--- Start Rows ---
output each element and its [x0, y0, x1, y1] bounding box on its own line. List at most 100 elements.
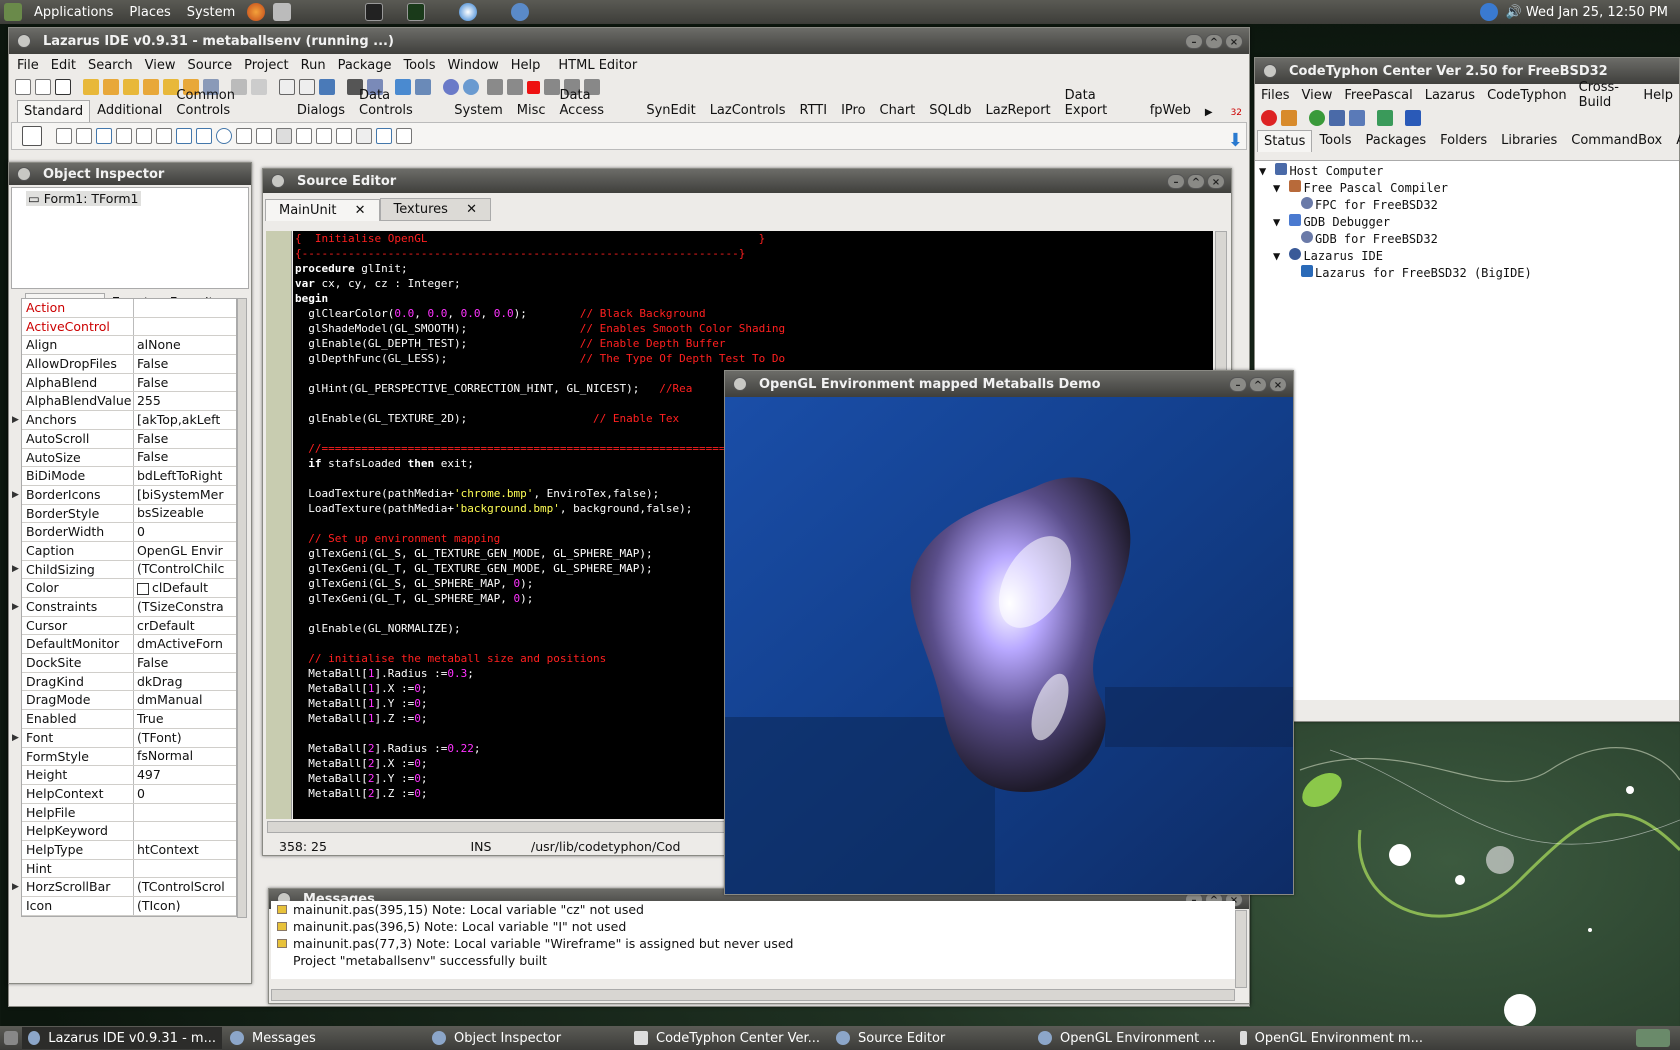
property-row[interactable]: DragKind dkDrag	[22, 672, 236, 692]
property-value[interactable]: 255	[134, 392, 236, 410]
ct-tab-packages[interactable]: Packages	[1358, 129, 1433, 152]
property-value[interactable]: False	[134, 448, 236, 466]
save-all-icon[interactable]	[143, 79, 159, 95]
new-file-icon[interactable]	[15, 79, 31, 95]
palette-arrow-icon[interactable]: ⬇	[1228, 130, 1243, 151]
property-value[interactable]: False	[134, 430, 236, 448]
task-object-inspector[interactable]: Object Inspector	[426, 1027, 626, 1049]
close-tab-icon[interactable]: ✕	[459, 198, 484, 221]
edit-icon[interactable]	[136, 128, 152, 144]
source-editor-titlebar[interactable]: Source Editor – ^ ×	[263, 169, 1231, 193]
property-row[interactable]: BorderStyle bsSizeable	[22, 504, 236, 524]
stop-icon[interactable]	[527, 80, 540, 94]
property-row[interactable]: HelpKeyword	[22, 822, 236, 841]
messages-hscroll[interactable]	[271, 989, 1235, 1001]
new-form-icon[interactable]	[55, 79, 71, 95]
open-icon[interactable]	[83, 79, 99, 95]
menu-source[interactable]: Source	[181, 58, 238, 73]
property-value[interactable]: 0	[134, 523, 236, 541]
minimize-button[interactable]: –	[1167, 173, 1185, 189]
palette-tab-system[interactable]: System	[447, 99, 509, 122]
property-row[interactable]: ▶ BorderIcons [biSystemMer	[12, 485, 236, 505]
menu-places[interactable]: Places	[121, 5, 178, 20]
property-row[interactable]: AutoSize False	[22, 448, 236, 468]
property-row[interactable]: BiDiMode bdLeftToRight	[22, 467, 236, 486]
property-row[interactable]: Hint	[22, 859, 236, 879]
property-value[interactable]: (TFont)	[134, 729, 236, 747]
property-row[interactable]: DragMode dmManual	[22, 691, 236, 711]
property-value[interactable]: [biSystemMer	[134, 486, 236, 504]
inspector-titlebar[interactable]: Object Inspector	[9, 163, 251, 185]
ct-tab-folders[interactable]: Folders	[1433, 129, 1494, 152]
ct-menu-lazarus[interactable]: Lazarus	[1419, 88, 1481, 103]
label-icon[interactable]	[116, 128, 132, 144]
ct-menu-view[interactable]: View	[1296, 88, 1339, 103]
gear-launcher-icon[interactable]	[511, 3, 530, 21]
expand-icon[interactable]: ▶	[12, 733, 19, 743]
property-value[interactable]: True	[134, 710, 236, 728]
palette-tab-sqldb[interactable]: SQLdb	[922, 99, 978, 122]
ct-menu-cross-build[interactable]: Cross-Build	[1573, 80, 1638, 110]
message-line[interactable]: mainunit.pas(395,15) Note: Local variabl…	[271, 901, 1235, 918]
property-value[interactable]: fsNormal	[134, 747, 236, 765]
opengl-render-canvas[interactable]	[725, 397, 1293, 894]
checkgroup-icon[interactable]	[336, 128, 352, 144]
ct-tab-libraries[interactable]: Libraries	[1494, 129, 1564, 152]
tray-network-icon[interactable]	[1479, 3, 1498, 21]
property-value[interactable]: (TIcon)	[134, 897, 236, 915]
tree-node-lazarus[interactable]: ▼ Lazarus IDE	[1259, 248, 1679, 265]
download-icon[interactable]	[1281, 110, 1297, 126]
property-row[interactable]: AllowDropFiles False	[22, 355, 236, 374]
palette-tab-lazreport[interactable]: LazReport	[979, 99, 1058, 122]
ct-tab-about[interactable]: Ab	[1669, 129, 1680, 152]
maximize-button[interactable]: ^	[1249, 376, 1267, 392]
menu-tools[interactable]: Tools	[397, 58, 441, 73]
clock[interactable]: Wed Jan 25, 12:50 PM	[1526, 5, 1680, 20]
ct-menu-files[interactable]: Files	[1255, 88, 1296, 103]
minimize-button[interactable]: –	[1229, 376, 1247, 392]
property-row[interactable]: DockSite False	[22, 654, 236, 673]
property-row[interactable]: FormStyle fsNormal	[22, 747, 236, 767]
opengl-titlebar[interactable]: OpenGL Environment mapped Metaballs Demo…	[725, 371, 1293, 397]
property-row[interactable]: AutoScroll False	[22, 429, 236, 449]
menu-file[interactable]: File	[11, 58, 45, 73]
task-messages[interactable]: Messages	[224, 1027, 424, 1049]
combobox-icon[interactable]	[256, 128, 272, 144]
toggle-form-icon[interactable]	[319, 79, 335, 95]
window-menu-icon[interactable]	[1263, 64, 1277, 78]
palette-tab-data-controls[interactable]: Data Controls	[352, 84, 447, 122]
gnome-foot-icon[interactable]	[4, 3, 22, 21]
view-forms-icon[interactable]	[299, 79, 315, 95]
ct-menu-help[interactable]: Help	[1637, 88, 1679, 103]
property-row[interactable]: ▶ ChildSizing (TControlChilc	[12, 560, 236, 580]
property-row[interactable]: ▶ Constraints (TSizeConstra	[12, 598, 236, 617]
maximize-button[interactable]: ^	[1187, 173, 1205, 189]
window-menu-icon[interactable]	[17, 167, 31, 181]
palette-tab-fpweb[interactable]: fpWeb	[1143, 99, 1198, 122]
palette-scroll-right-icon[interactable]: ▶	[1198, 103, 1220, 122]
close-tab-icon[interactable]: ✕	[348, 199, 373, 222]
volume-icon[interactable]: 🔊	[1506, 5, 1522, 20]
property-value[interactable]: clDefault	[134, 579, 236, 597]
property-grid-scrollbar[interactable]	[237, 298, 247, 918]
frame-icon[interactable]	[376, 128, 392, 144]
property-row[interactable]: Align alNone	[22, 336, 236, 356]
property-row[interactable]: AlphaBlendValue 255	[22, 392, 236, 412]
ct-menu-codetyphon[interactable]: CodeTyphon	[1481, 88, 1573, 103]
task-opengl-1[interactable]: OpenGL Environment ...	[1032, 1027, 1232, 1049]
menu-view[interactable]: View	[139, 58, 182, 73]
property-value[interactable]: crDefault	[134, 617, 236, 635]
ct-tab-commandbox[interactable]: CommandBox	[1564, 129, 1669, 152]
menu-applications[interactable]: Applications	[26, 5, 121, 20]
system-monitor-icon[interactable]	[407, 3, 426, 21]
menu-window[interactable]: Window	[441, 58, 504, 73]
palette-tab-chart[interactable]: Chart	[873, 99, 923, 122]
message-line[interactable]: mainunit.pas(77,3) Note: Local variable …	[271, 935, 1235, 952]
property-value[interactable]: alNone	[134, 336, 236, 354]
close-button[interactable]: ×	[1225, 33, 1243, 49]
property-value[interactable]: 497	[134, 766, 236, 784]
palette-tab-lazcontrols[interactable]: LazControls	[703, 99, 793, 122]
messages-vscroll[interactable]	[1235, 910, 1247, 988]
property-value[interactable]: dmActiveForn	[134, 635, 236, 653]
button-icon[interactable]	[96, 128, 112, 144]
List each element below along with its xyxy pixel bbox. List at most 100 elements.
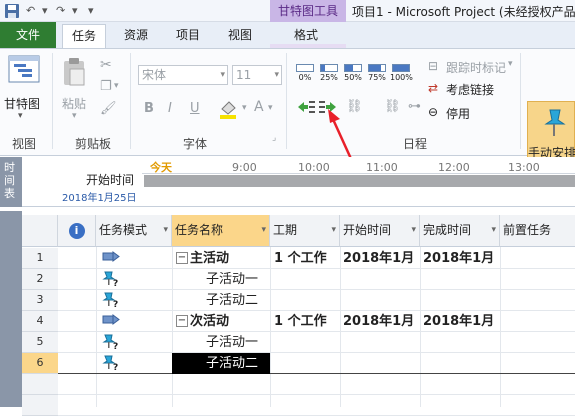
empty-row-header[interactable] <box>22 374 58 395</box>
font-size-combo[interactable]: 11 ▾ <box>232 65 282 85</box>
cut-icon[interactable]: ✂ <box>100 57 112 73</box>
tab-file[interactable]: 文件 <box>0 22 56 48</box>
duration-cell[interactable] <box>274 269 340 290</box>
column-header-duration[interactable]: 工期 ▾ <box>270 215 340 247</box>
tab-task[interactable]: 任务 <box>62 24 106 48</box>
collapse-icon[interactable]: − <box>176 252 188 264</box>
tab-format[interactable]: 格式 <box>286 24 326 48</box>
complete-0-button[interactable]: 0% <box>294 63 316 83</box>
grid-line <box>340 247 341 407</box>
start-cell[interactable] <box>343 332 420 353</box>
empty-row-header[interactable] <box>22 395 58 416</box>
task-name[interactable]: 子活动一 <box>206 269 270 290</box>
font-color-icon[interactable]: A <box>254 99 264 115</box>
start-cell[interactable]: 2018年1月 <box>343 248 420 269</box>
timeline-bar[interactable] <box>144 175 575 187</box>
select-all-header[interactable] <box>22 215 58 247</box>
split-task-icon[interactable]: ⊶ <box>408 99 421 114</box>
chevron-down-icon[interactable]: ▾ <box>163 215 168 245</box>
outdent-icon[interactable] <box>296 99 316 115</box>
gantt-chart-icon[interactable] <box>8 55 40 83</box>
chevron-down-icon[interactable]: ▾ <box>261 215 266 245</box>
complete-25-button[interactable]: 25% <box>318 63 340 83</box>
track-dropdown-icon[interactable]: ▾ <box>508 59 513 69</box>
gantt-chart-button[interactable]: 甘特图 <box>4 95 40 112</box>
duration-cell[interactable] <box>274 353 340 374</box>
duration-cell[interactable] <box>274 290 340 311</box>
paste-dropdown-icon[interactable]: ▾ <box>72 111 77 121</box>
task-name[interactable]: 子活动一 <box>206 332 270 353</box>
divider <box>52 53 53 149</box>
column-header-task-mode[interactable]: 任务模式 ▾ <box>96 215 172 247</box>
start-cell[interactable]: 2018年1月 <box>343 311 420 332</box>
tab-view[interactable]: 视图 <box>220 24 260 48</box>
finish-cell[interactable] <box>423 290 500 311</box>
font-dialog-launcher-icon[interactable]: ⌟ <box>272 133 276 143</box>
start-cell[interactable] <box>343 290 420 311</box>
task-name[interactable]: 子活动二 <box>172 353 270 374</box>
underline-button[interactable]: U <box>190 101 200 116</box>
start-cell[interactable] <box>343 269 420 290</box>
track-mark-icon[interactable]: ⊟ <box>428 59 438 73</box>
paste-icon[interactable] <box>62 57 88 87</box>
column-header-task-name[interactable]: 任务名称 ▾ <box>172 215 270 247</box>
pct-label: 50% <box>344 73 362 82</box>
row-id[interactable]: 3 <box>22 290 58 311</box>
gantt-dropdown-icon[interactable]: ▾ <box>18 111 23 121</box>
inactivate-icon[interactable]: ⊖ <box>428 105 438 119</box>
collapse-icon[interactable]: − <box>176 315 188 327</box>
finish-cell[interactable] <box>423 332 500 353</box>
task-name[interactable]: 主活动 <box>190 248 270 269</box>
fill-color-icon[interactable] <box>218 99 240 119</box>
column-header-start[interactable]: 开始时间 ▾ <box>340 215 420 247</box>
undo-icon[interactable]: ↶ <box>26 4 35 18</box>
progress-bar-icon <box>368 64 386 72</box>
respect-links-button[interactable]: 考虑链接 <box>446 81 494 98</box>
duration-cell[interactable]: 1 个工作 <box>274 311 340 332</box>
duration-cell[interactable]: 1 个工作 <box>274 248 340 269</box>
font-name-combo[interactable]: 宋体 ▾ <box>138 65 228 85</box>
finish-cell[interactable] <box>423 269 500 290</box>
paste-button[interactable]: 粘贴 <box>62 95 86 112</box>
save-icon[interactable] <box>4 3 20 19</box>
row-id[interactable]: 5 <box>22 332 58 353</box>
tab-project[interactable]: 项目 <box>168 24 208 48</box>
format-painter-icon[interactable]: 🖌 <box>100 101 117 116</box>
chevron-down-icon[interactable]: ▾ <box>491 215 496 245</box>
row-id[interactable]: 2 <box>22 269 58 290</box>
undo-dropdown-icon[interactable]: ▾ <box>42 4 48 18</box>
copy-icon[interactable]: ❐ <box>100 79 112 94</box>
task-name[interactable]: 次活动 <box>190 311 270 332</box>
inactivate-button[interactable]: 停用 <box>446 105 470 122</box>
start-cell[interactable] <box>343 353 420 374</box>
row-id[interactable]: 4 <box>22 311 58 332</box>
fill-color-dropdown-icon[interactable]: ▾ <box>242 103 247 113</box>
redo-icon[interactable]: ↷ <box>56 4 65 18</box>
complete-50-button[interactable]: 50% <box>342 63 364 83</box>
start-date-label: 2018年1月25日 <box>62 193 137 204</box>
complete-75-button[interactable]: 75% <box>366 63 388 83</box>
redo-dropdown-icon[interactable]: ▾ <box>72 4 78 18</box>
column-header-predecessors[interactable]: 前置任务 <box>500 215 575 247</box>
finish-cell[interactable] <box>423 353 500 374</box>
finish-cell[interactable]: 2018年1月 <box>423 311 500 332</box>
unlink-tasks-icon[interactable]: ⛓ <box>384 99 401 114</box>
mark-on-track-button[interactable]: 跟踪时标记 <box>446 59 506 76</box>
row-id[interactable]: 6 <box>22 353 58 374</box>
tab-resource[interactable]: 资源 <box>116 24 156 48</box>
font-color-dropdown-icon[interactable]: ▾ <box>268 103 273 113</box>
italic-button[interactable]: I <box>168 101 172 116</box>
chevron-down-icon[interactable]: ▾ <box>411 215 416 245</box>
chevron-down-icon[interactable]: ▾ <box>331 215 336 245</box>
duration-cell[interactable] <box>274 332 340 353</box>
customize-quick-access-icon[interactable]: ▾ <box>88 4 94 18</box>
finish-cell[interactable]: 2018年1月 <box>423 248 500 269</box>
complete-100-button[interactable]: 100% <box>390 63 413 83</box>
auto-scheduled-icon <box>102 314 120 325</box>
task-name[interactable]: 子活动二 <box>206 290 270 311</box>
respect-links-icon[interactable]: ⇄ <box>428 81 438 95</box>
bold-button[interactable]: B <box>144 101 154 116</box>
copy-dropdown-icon[interactable]: ▾ <box>114 81 119 91</box>
column-header-finish[interactable]: 完成时间 ▾ <box>420 215 500 247</box>
row-id[interactable]: 1 <box>22 248 58 269</box>
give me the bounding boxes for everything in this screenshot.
--- End Rows ---
- **What needs to be done**
Retype the lines verbatim, beginning with the line that contains "empty-row-header[interactable] <box>22 374" and continuing through the line that contains "split-task-icon[interactable]: ⊶ <box>408".

- **Completed task**
empty-row-header[interactable] <box>22 374 58 395</box>
font-size-combo[interactable]: 11 ▾ <box>232 65 282 85</box>
cut-icon[interactable]: ✂ <box>100 57 112 73</box>
tab-file[interactable]: 文件 <box>0 22 56 48</box>
duration-cell[interactable] <box>274 269 340 290</box>
column-header-duration[interactable]: 工期 ▾ <box>270 215 340 247</box>
tab-task[interactable]: 任务 <box>62 24 106 48</box>
collapse-icon[interactable]: − <box>176 252 188 264</box>
tab-format[interactable]: 格式 <box>286 24 326 48</box>
complete-0-button[interactable]: 0% <box>294 63 316 83</box>
grid-line <box>340 247 341 407</box>
start-cell[interactable] <box>343 332 420 353</box>
empty-row-header[interactable] <box>22 395 58 416</box>
task-name[interactable]: 子活动一 <box>206 269 270 290</box>
font-color-icon[interactable]: A <box>254 99 264 115</box>
start-cell[interactable]: 2018年1月 <box>343 248 420 269</box>
timeline-bar[interactable] <box>144 175 575 187</box>
select-all-header[interactable] <box>22 215 58 247</box>
split-task-icon[interactable]: ⊶ <box>408 99 421 114</box>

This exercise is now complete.